Kämpfe in Sri Lanka dauern an: Opfer auf Seiten der Regierungstruppen und Rebellen
- Mindestens 20 Anhänger der 'Befreiungsarmee' getötet
- Raketenbeschuss tötet einen Soldaten, vier verletzt
Bei anhaltenden Kämpfen in Sri Lanka zwischen Regierungstruppen und tamilischen Aufständischen sind nach Angaben beider Seiten Opfer zu beklagen. Wie das Militär in der Hauptstadt Colombo mitteilte, töteten Soldaten mindestens 20 Anhänger der "Befreiungstiger von Tamil Eelam" (LTTE) nach Angriffen der Gruppe.
Bei dem Raketenbeschuss der Rebellen seien ein Soldat getötet und vier weitere verletzt worden, sagte ein Militärsprecher. Von Rebellenseite hieß es, es habe keine Opfer auf der eigenen Seite gegeben. Die Kämpfer hätten "nicht mehr als zehn Soldaten" getötet. Diese hätten die Rebellen im Norden angegriffen.
Die LTTE kämpfen für einen eigenen Staat im Norden und Osten Sri Lankas. Vor fünf Jahren vereinbarten Regierung und Rebellen einen Waffenstillstand, der de facto aber nicht eingehalten wird. Seit 1983 sind in dem Konflikt etwa 68.000 Menschen ums Leben gekommen.
================
Beantworte zum Bericht über die Kämpfe in Sri Lanka:
1. In welcher Stadt machte das Militär seine Mitteilung?
2. Wie viele Soldaten wurden laut dem Militärsprecher beim Raketenbeschuss verletzt?
3. Wie viele Menschen sind seit 1983 in dem Konflikt etwa ums Leben gekommen?
Die Datensätze werden hier nicht gebraucht.

ANGEZEIGTE DATENSÄTZE:
================
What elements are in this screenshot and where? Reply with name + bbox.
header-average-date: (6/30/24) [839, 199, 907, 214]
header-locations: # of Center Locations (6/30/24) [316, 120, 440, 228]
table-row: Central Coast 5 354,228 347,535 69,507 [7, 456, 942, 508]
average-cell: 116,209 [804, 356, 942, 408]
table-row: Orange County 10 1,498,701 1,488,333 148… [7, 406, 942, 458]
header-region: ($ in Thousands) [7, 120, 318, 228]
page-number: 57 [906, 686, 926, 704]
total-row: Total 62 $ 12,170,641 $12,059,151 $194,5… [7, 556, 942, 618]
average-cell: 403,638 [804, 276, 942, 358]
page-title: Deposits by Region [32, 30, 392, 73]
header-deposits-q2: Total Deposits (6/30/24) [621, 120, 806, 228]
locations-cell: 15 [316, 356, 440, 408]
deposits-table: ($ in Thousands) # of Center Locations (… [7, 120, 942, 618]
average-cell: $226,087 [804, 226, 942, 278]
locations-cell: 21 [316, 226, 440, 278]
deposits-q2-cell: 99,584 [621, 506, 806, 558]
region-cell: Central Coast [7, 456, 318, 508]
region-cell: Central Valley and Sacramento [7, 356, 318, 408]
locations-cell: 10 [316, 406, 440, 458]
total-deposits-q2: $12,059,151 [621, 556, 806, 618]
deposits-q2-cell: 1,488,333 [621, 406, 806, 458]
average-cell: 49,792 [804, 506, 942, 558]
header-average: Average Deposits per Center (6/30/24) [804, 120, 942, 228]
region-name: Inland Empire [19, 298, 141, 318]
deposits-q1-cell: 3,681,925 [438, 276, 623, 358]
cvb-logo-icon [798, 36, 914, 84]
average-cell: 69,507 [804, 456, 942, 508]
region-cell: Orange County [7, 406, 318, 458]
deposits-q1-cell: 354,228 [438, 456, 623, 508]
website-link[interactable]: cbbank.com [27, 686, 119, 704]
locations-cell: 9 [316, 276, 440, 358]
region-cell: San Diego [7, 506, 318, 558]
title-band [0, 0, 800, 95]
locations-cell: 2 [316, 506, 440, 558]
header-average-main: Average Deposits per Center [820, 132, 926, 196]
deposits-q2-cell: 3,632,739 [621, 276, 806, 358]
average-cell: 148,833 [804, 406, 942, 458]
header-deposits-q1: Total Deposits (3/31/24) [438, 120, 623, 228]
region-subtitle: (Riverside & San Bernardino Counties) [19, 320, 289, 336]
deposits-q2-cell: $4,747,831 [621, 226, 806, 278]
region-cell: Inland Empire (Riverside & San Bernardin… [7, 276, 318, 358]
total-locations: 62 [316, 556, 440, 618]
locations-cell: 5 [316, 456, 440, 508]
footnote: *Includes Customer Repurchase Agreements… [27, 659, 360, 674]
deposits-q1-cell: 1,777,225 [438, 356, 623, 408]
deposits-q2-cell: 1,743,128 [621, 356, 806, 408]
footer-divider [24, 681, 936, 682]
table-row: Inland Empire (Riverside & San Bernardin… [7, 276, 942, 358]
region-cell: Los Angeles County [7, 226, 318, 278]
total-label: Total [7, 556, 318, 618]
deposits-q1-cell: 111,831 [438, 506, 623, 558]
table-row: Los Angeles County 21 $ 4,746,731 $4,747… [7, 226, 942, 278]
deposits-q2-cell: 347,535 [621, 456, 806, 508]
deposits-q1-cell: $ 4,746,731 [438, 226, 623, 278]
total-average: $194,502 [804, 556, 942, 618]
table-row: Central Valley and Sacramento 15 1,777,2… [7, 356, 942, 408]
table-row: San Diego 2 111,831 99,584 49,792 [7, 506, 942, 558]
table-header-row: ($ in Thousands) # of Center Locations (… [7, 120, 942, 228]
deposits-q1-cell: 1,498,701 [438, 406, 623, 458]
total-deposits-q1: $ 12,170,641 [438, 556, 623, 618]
================
LÖSUNG:
1. In der Hauptstadt Colombo.
2. Vier.
3. Etwa 68.000.